Figure data in JSON
━━━━━━

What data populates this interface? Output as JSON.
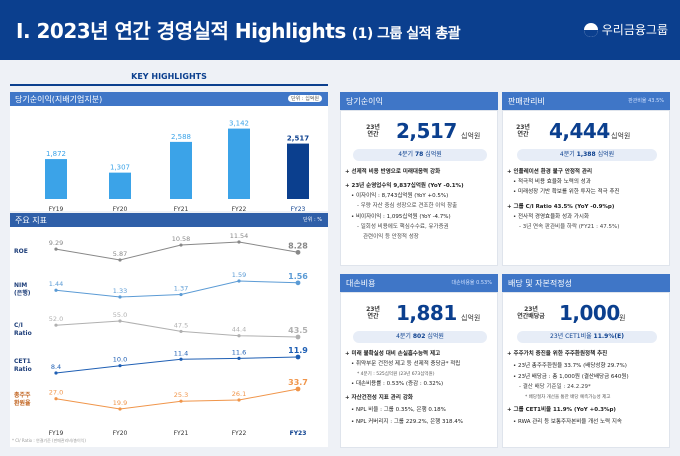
{
  "header": {
    "title": "I. 2023년 연간 경영실적 Highlights",
    "subtitle": "(1) 그룹 실적 총괄",
    "logo": "우리금융그룹"
  },
  "key_highlights": "KEY HIGHLIGHTS",
  "net_income_chart": {
    "title": "당기순이익(지배기업지분)",
    "unit": "단위 : 십억원",
    "chart_data": {
      "type": "bar",
      "categories": [
        "FY19",
        "FY20",
        "FY21",
        "FY22",
        "FY23"
      ],
      "values": [
        1872,
        1307,
        2588,
        3142,
        2517
      ],
      "value_labels": [
        "1,872",
        "1,307",
        "2,588",
        "3,142",
        "2,517"
      ],
      "ylim": [
        0,
        3500
      ]
    }
  },
  "ratios_chart": {
    "title": "주요 지표",
    "unit": "단위 : %",
    "footnote": "* CI/ Ratio : 연결기준 (판매관리비/총이익)",
    "chart_data": {
      "type": "line",
      "categories": [
        "FY19",
        "FY20",
        "FY21",
        "FY22",
        "FY23"
      ],
      "series": [
        {
          "name": "ROE",
          "values": [
            9.29,
            5.87,
            10.58,
            11.54,
            8.28
          ],
          "labels": [
            "9.29",
            "5.87",
            "10.58",
            "11.54",
            "8.28"
          ],
          "color": "#888888"
        },
        {
          "name": "NIM (은행)",
          "values": [
            1.44,
            1.33,
            1.37,
            1.59,
            1.56
          ],
          "labels": [
            "1.44",
            "1.33",
            "1.37",
            "1.59",
            "1.56"
          ],
          "color": "#5b9bd5"
        },
        {
          "name": "C/I Ratio",
          "values": [
            52.0,
            55.0,
            47.5,
            44.4,
            43.5
          ],
          "labels": [
            "52.0",
            "55.0",
            "47.5",
            "44.4",
            "43.5"
          ],
          "color": "#b0b0b0"
        },
        {
          "name": "CET1 Ratio",
          "values": [
            8.4,
            10.0,
            11.4,
            11.6,
            11.9
          ],
          "labels": [
            "8.4",
            "10.0",
            "11.4",
            "11.6",
            "11.9"
          ],
          "color": "#1f5fb4"
        },
        {
          "name": "총주주 환원율",
          "values": [
            27.0,
            19.9,
            25.3,
            26.1,
            33.7
          ],
          "labels": [
            "27.0",
            "19.9",
            "25.3",
            "26.1",
            "33.7"
          ],
          "color": "#f0954a"
        }
      ]
    }
  },
  "net_income": {
    "title": "당기순이익",
    "year": "23년",
    "year2": "연간",
    "value": "2,517",
    "unit": "십억원",
    "q4_label": "4분기",
    "q4_value": "78",
    "q4_unit": "십억원",
    "bullets": [
      "선제적 비용 반영으로 미래대응력 강화",
      "23년 순영업수익 9,837십억원 (YoY -0.1%)",
      "이자이익 : 8,743십억원 (YoY +0.5%)",
      "- 우량 자산 중심 성장으로 견조한 이익 창출",
      "비이자이익 : 1,095십억원 (YoY -4.7%)",
      "- 일회성 비용에도 핵심수수료, 유가증권",
      "관련이익 등 안정적 성장"
    ]
  },
  "sga": {
    "title": "판매관리비",
    "right": "판관비율 43.5%",
    "year": "23년",
    "year2": "연간",
    "value": "4,444",
    "unit": "십억원",
    "q4_label": "4분기",
    "q4_value": "1,388",
    "q4_unit": "십억원",
    "bullets": [
      "인플레이션 환경 불구 안정적 관리",
      "적극적 비용 효율화 노력의 성과",
      "미래성장 기반 확보를 위한 투자는 적극 추진",
      "그룹 C/I Ratio 43.5% (YoY -0.9%p)",
      "전사적 경영효율화 성과 가시화",
      "3년 연속 판관비율 하락 (FY21 : 47.5%)"
    ]
  },
  "provision": {
    "title": "대손비용",
    "right": "대손비용율 0.53%",
    "year": "23년",
    "year2": "연간",
    "value": "1,881",
    "unit": "십억원",
    "q4_label": "4분기",
    "q4_value": "802",
    "q4_unit": "십억원",
    "bullets": [
      "미래 불확실성 대비 손실흡수능력 제고",
      "취약부문 건전성 제고 등 선제적 충당금* 적립",
      "* 4분기 : 525십억원 (23년 673십억원)",
      "대손비용률 : 0.53% (증감 : 0.32%)",
      "자산건전성 지표 관리 강화",
      "NPL 비율 : 그룹 0.35%, 은행 0.18%",
      "NPL 커버리지 : 그룹 229.2%, 은행 318.4%"
    ]
  },
  "dividend": {
    "title": "배당 및 자본적정성",
    "year": "23년",
    "year2": "연간배당금",
    "value": "1,000",
    "unit": "원",
    "cet1_label": "23년 CET1비율",
    "cet1_value": "11.9%(E)",
    "bullets": [
      "주주가치 증진을 위한 주주환원정책 추진",
      "23년 총주주환원율 33.7% (배당성향 29.7%)",
      "23년 배당금 : 총 1,000원 (결산배당금 640원)",
      "- 결산 배당 기준일 : 24.2.29*",
      "* 배당절차 개선을 통한 배당 예측가능성 제고",
      "그룹 CET1비율 11.9% (YoY +0.3%p)",
      "RWA 관리 등 보통주자본비율 개선 노력 지속"
    ]
  }
}
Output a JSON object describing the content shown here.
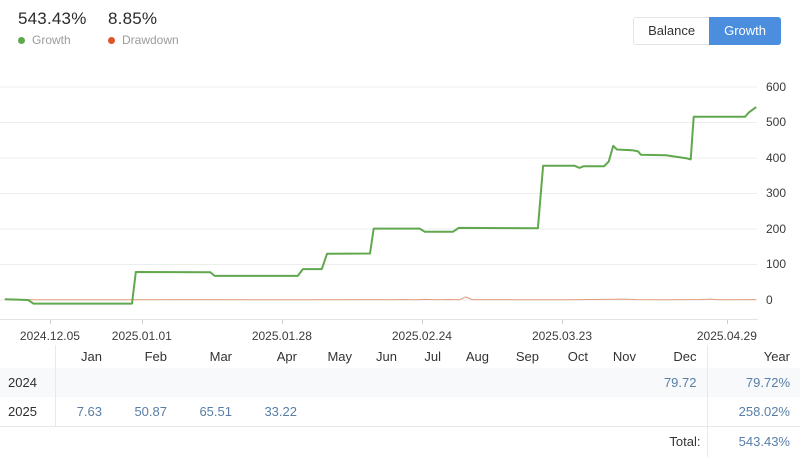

━━━━━━

**Problem**
All of the entries above should be copied exactly, except for the pictures.

**Solution to this problem**
What data populates this interface? Output as JSON.
{
  "header": {
    "title": "I. 2023년 연간 경영실적 Highlights",
    "subtitle": "(1) 그룹 실적 총괄",
    "logo": "우리금융그룹"
  },
  "key_highlights": "KEY HIGHLIGHTS",
  "net_income_chart": {
    "title": "당기순이익(지배기업지분)",
    "unit": "단위 : 십억원",
    "chart_data": {
      "type": "bar",
      "categories": [
        "FY19",
        "FY20",
        "FY21",
        "FY22",
        "FY23"
      ],
      "values": [
        1872,
        1307,
        2588,
        3142,
        2517
      ],
      "value_labels": [
        "1,872",
        "1,307",
        "2,588",
        "3,142",
        "2,517"
      ],
      "ylim": [
        0,
        3500
      ]
    }
  },
  "ratios_chart": {
    "title": "주요 지표",
    "unit": "단위 : %",
    "footnote": "* CI/ Ratio : 연결기준 (판매관리비/총이익)",
    "chart_data": {
      "type": "line",
      "categories": [
        "FY19",
        "FY20",
        "FY21",
        "FY22",
        "FY23"
      ],
      "series": [
        {
          "name": "ROE",
          "values": [
            9.29,
            5.87,
            10.58,
            11.54,
            8.28
          ],
          "labels": [
            "9.29",
            "5.87",
            "10.58",
            "11.54",
            "8.28"
          ],
          "color": "#888888"
        },
        {
          "name": "NIM (은행)",
          "values": [
            1.44,
            1.33,
            1.37,
            1.59,
            1.56
          ],
          "labels": [
            "1.44",
            "1.33",
            "1.37",
            "1.59",
            "1.56"
          ],
          "color": "#5b9bd5"
        },
        {
          "name": "C/I Ratio",
          "values": [
            52.0,
            55.0,
            47.5,
            44.4,
            43.5
          ],
          "labels": [
            "52.0",
            "55.0",
            "47.5",
            "44.4",
            "43.5"
          ],
          "color": "#b0b0b0"
        },
        {
          "name": "CET1 Ratio",
          "values": [
            8.4,
            10.0,
            11.4,
            11.6,
            11.9
          ],
          "labels": [
            "8.4",
            "10.0",
            "11.4",
            "11.6",
            "11.9"
          ],
          "color": "#1f5fb4"
        },
        {
          "name": "총주주 환원율",
          "values": [
            27.0,
            19.9,
            25.3,
            26.1,
            33.7
          ],
          "labels": [
            "27.0",
            "19.9",
            "25.3",
            "26.1",
            "33.7"
          ],
          "color": "#f0954a"
        }
      ]
    }
  },
  "net_income": {
    "title": "당기순이익",
    "year": "23년",
    "year2": "연간",
    "value": "2,517",
    "unit": "십억원",
    "q4_label": "4분기",
    "q4_value": "78",
    "q4_unit": "십억원",
    "bullets": [
      "선제적 비용 반영으로 미래대응력 강화",
      "23년 순영업수익 9,837십억원 (YoY -0.1%)",
      "이자이익 : 8,743십억원 (YoY +0.5%)",
      "- 우량 자산 중심 성장으로 견조한 이익 창출",
      "비이자이익 : 1,095십억원 (YoY -4.7%)",
      "- 일회성 비용에도 핵심수수료, 유가증권",
      "관련이익 등 안정적 성장"
    ]
  },
  "sga": {
    "title": "판매관리비",
    "right": "판관비율 43.5%",
    "year": "23년",
    "year2": "연간",
    "value": "4,444",
    "unit": "십억원",
    "q4_label": "4분기",
    "q4_value": "1,388",
    "q4_unit": "십억원",
    "bullets": [
      "인플레이션 환경 불구 안정적 관리",
      "적극적 비용 효율화 노력의 성과",
      "미래성장 기반 확보를 위한 투자는 적극 추진",
      "그룹 C/I Ratio 43.5% (YoY -0.9%p)",
      "전사적 경영효율화 성과 가시화",
      "3년 연속 판관비율 하락 (FY21 : 47.5%)"
    ]
  },
  "provision": {
    "title": "대손비용",
    "right": "대손비용율 0.53%",
    "year": "23년",
    "year2": "연간",
    "value": "1,881",
    "unit": "십억원",
    "q4_label": "4분기",
    "q4_value": "802",
    "q4_unit": "십억원",
    "bullets": [
      "미래 불확실성 대비 손실흡수능력 제고",
      "취약부문 건전성 제고 등 선제적 충당금* 적립",
      "* 4분기 : 525십억원 (23년 673십억원)",
      "대손비용률 : 0.53% (증감 : 0.32%)",
      "자산건전성 지표 관리 강화",
      "NPL 비율 : 그룹 0.35%, 은행 0.18%",
      "NPL 커버리지 : 그룹 229.2%, 은행 318.4%"
    ]
  },
  "dividend": {
    "title": "배당 및 자본적정성",
    "year": "23년",
    "year2": "연간배당금",
    "value": "1,000",
    "unit": "원",
    "cet1_label": "23년 CET1비율",
    "cet1_value": "11.9%(E)",
    "bullets": [
      "주주가치 증진을 위한 주주환원정책 추진",
      "23년 총주주환원율 33.7% (배당성향 29.7%)",
      "23년 배당금 : 총 1,000원 (결산배당금 640원)",
      "- 결산 배당 기준일 : 24.2.29*",
      "* 배당절차 개선을 통한 배당 예측가능성 제고",
      "그룹 CET1비율 11.9% (YoY +0.3%p)",
      "RWA 관리 등 보통주자본비율 개선 노력 지속"
    ]
  }
}
Output a JSON object describing the content shown here.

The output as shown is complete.